= Set task =
Write out all the data again, exactly as it stands.

= Given entries =
--- --- ---

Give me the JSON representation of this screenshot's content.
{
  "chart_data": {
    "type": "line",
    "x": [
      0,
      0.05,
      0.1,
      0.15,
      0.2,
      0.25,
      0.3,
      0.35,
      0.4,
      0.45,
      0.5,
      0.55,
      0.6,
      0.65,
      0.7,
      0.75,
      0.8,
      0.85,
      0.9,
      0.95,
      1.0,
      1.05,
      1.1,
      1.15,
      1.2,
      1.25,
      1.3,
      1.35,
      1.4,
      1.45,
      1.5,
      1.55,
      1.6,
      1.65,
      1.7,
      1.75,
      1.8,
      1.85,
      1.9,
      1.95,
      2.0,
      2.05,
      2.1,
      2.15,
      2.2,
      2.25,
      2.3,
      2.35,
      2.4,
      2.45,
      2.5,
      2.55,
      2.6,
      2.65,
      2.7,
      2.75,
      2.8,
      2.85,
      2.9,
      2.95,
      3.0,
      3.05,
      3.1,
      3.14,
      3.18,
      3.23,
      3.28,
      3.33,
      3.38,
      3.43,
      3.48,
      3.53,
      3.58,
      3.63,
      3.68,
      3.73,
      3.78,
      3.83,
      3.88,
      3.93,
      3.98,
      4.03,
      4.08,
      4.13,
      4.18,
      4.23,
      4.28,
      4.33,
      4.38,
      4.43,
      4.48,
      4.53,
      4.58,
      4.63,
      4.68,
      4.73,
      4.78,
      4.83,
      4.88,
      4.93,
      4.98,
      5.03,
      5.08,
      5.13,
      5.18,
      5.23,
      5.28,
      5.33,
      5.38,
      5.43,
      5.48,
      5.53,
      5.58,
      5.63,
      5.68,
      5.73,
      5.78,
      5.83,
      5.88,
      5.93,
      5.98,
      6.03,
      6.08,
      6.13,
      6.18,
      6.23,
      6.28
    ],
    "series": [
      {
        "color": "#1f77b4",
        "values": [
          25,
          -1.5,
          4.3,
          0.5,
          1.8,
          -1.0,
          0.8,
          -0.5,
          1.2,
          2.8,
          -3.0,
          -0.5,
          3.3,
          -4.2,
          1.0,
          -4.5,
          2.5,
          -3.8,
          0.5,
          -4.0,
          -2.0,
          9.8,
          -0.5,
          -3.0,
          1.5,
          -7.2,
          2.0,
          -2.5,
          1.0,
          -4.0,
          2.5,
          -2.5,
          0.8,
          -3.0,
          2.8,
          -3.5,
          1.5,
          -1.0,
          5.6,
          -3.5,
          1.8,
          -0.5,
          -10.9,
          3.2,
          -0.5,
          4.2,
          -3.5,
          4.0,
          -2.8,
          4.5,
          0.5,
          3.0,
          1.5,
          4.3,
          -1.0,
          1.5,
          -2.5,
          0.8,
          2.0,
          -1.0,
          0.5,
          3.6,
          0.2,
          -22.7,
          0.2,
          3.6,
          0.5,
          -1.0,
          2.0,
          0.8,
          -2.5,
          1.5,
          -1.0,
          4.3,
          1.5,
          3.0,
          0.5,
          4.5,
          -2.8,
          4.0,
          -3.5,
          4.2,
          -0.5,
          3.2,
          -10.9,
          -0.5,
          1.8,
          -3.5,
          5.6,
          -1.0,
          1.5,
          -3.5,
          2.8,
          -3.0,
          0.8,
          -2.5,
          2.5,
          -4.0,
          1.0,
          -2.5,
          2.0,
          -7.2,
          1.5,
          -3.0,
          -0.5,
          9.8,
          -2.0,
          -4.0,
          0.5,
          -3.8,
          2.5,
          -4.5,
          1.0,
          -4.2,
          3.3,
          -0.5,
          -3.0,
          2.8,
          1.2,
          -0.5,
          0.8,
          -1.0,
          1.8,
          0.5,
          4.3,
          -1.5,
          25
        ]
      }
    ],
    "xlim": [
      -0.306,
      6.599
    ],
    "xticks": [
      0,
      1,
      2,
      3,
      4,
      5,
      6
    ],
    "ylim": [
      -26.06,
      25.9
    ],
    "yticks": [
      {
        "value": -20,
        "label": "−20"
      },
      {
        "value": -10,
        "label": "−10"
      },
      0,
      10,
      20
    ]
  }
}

--- --- ---

= Result of this task =
Give me the JSON representation of this screenshot's content.
{
  "chart_data": {
    "type": "line",
    "x": [
      0,
      0.05,
      0.1,
      0.15,
      0.2,
      0.25,
      0.3,
      0.35,
      0.4,
      0.45,
      0.5,
      0.55,
      0.6,
      0.65,
      0.7,
      0.75,
      0.8,
      0.85,
      0.9,
      0.95,
      1.0,
      1.05,
      1.1,
      1.15,
      1.2,
      1.25,
      1.3,
      1.35,
      1.4,
      1.45,
      1.5,
      1.55,
      1.6,
      1.65,
      1.7,
      1.75,
      1.8,
      1.85,
      1.9,
      1.95,
      2.0,
      2.05,
      2.1,
      2.15,
      2.2,
      2.25,
      2.3,
      2.35,
      2.4,
      2.45,
      2.5,
      2.55,
      2.6,
      2.65,
      2.7,
      2.75,
      2.8,
      2.85,
      2.9,
      2.95,
      3.0,
      3.05,
      3.1,
      3.14,
      3.18,
      3.23,
      3.28,
      3.33,
      3.38,
      3.43,
      3.48,
      3.53,
      3.58,
      3.63,
      3.68,
      3.73,
      3.78,
      3.83,
      3.88,
      3.93,
      3.98,
      4.03,
      4.08,
      4.13,
      4.18,
      4.23,
      4.28,
      4.33,
      4.38,
      4.43,
      4.48,
      4.53,
      4.58,
      4.63,
      4.68,
      4.73,
      4.78,
      4.83,
      4.88,
      4.93,
      4.98,
      5.03,
      5.08,
      5.13,
      5.18,
      5.23,
      5.28,
      5.33,
      5.38,
      5.43,
      5.48,
      5.53,
      5.58,
      5.63,
      5.68,
      5.73,
      5.78,
      5.83,
      5.88,
      5.93,
      5.98,
      6.03,
      6.08,
      6.13,
      6.18,
      6.23,
      6.28
    ],
    "series": [
      {
        "color": "#1f77b4",
        "values": [
          25,
          -1.5,
          4.3,
          0.5,
          1.8,
          -1.0,
          0.8,
          -0.5,
          1.2,
          2.8,
          -3.0,
          -0.5,
          3.3,
          -4.2,
          1.0,
          -4.5,
          2.5,
          -3.8,
          0.5,
          -4.0,
          -2.0,
          9.8,
          -0.5,
          -3.0,
          1.5,
          -7.2,
          2.0,
          -2.5,
          1.0,
          -4.0,
          2.5,
          -2.5,
          0.8,
          -3.0,
          2.8,
          -3.5,
          1.5,
          -1.0,
          5.6,
          -3.5,
          1.8,
          -0.5,
          -10.9,
          3.2,
          -0.5,
          4.2,
          -3.5,
          4.0,
          -2.8,
          4.5,
          0.5,
          3.0,
          1.5,
          4.3,
          -1.0,
          1.5,
          -2.5,
          0.8,
          2.0,
          -1.0,
          0.5,
          3.6,
          0.2,
          -22.7,
          0.2,
          3.6,
          0.5,
          -1.0,
          2.0,
          0.8,
          -2.5,
          1.5,
          -1.0,
          4.3,
          1.5,
          3.0,
          0.5,
          4.5,
          -2.8,
          4.0,
          -3.5,
          4.2,
          -0.5,
          3.2,
          -10.9,
          -0.5,
          1.8,
          -3.5,
          5.6,
          -1.0,
          1.5,
          -3.5,
          2.8,
          -3.0,
          0.8,
          -2.5,
          2.5,
          -4.0,
          1.0,
          -2.5,
          2.0,
          -7.2,
          1.5,
          -3.0,
          -0.5,
          9.8,
          -2.0,
          -4.0,
          0.5,
          -3.8,
          2.5,
          -4.5,
          1.0,
          -4.2,
          3.3,
          -0.5,
          -3.0,
          2.8,
          1.2,
          -0.5,
          0.8,
          -1.0,
          1.8,
          0.5,
          4.3,
          -1.5,
          25
        ]
      }
    ],
    "xlim": [
      -0.306,
      6.599
    ],
    "xticks": [
      0,
      1,
      2,
      3,
      4,
      5,
      6
    ],
    "ylim": [
      -26.06,
      25.9
    ],
    "yticks": [
      {
        "value": -20,
        "label": "−20"
      },
      {
        "value": -10,
        "label": "−10"
      },
      0,
      10,
      20
    ]
  }
}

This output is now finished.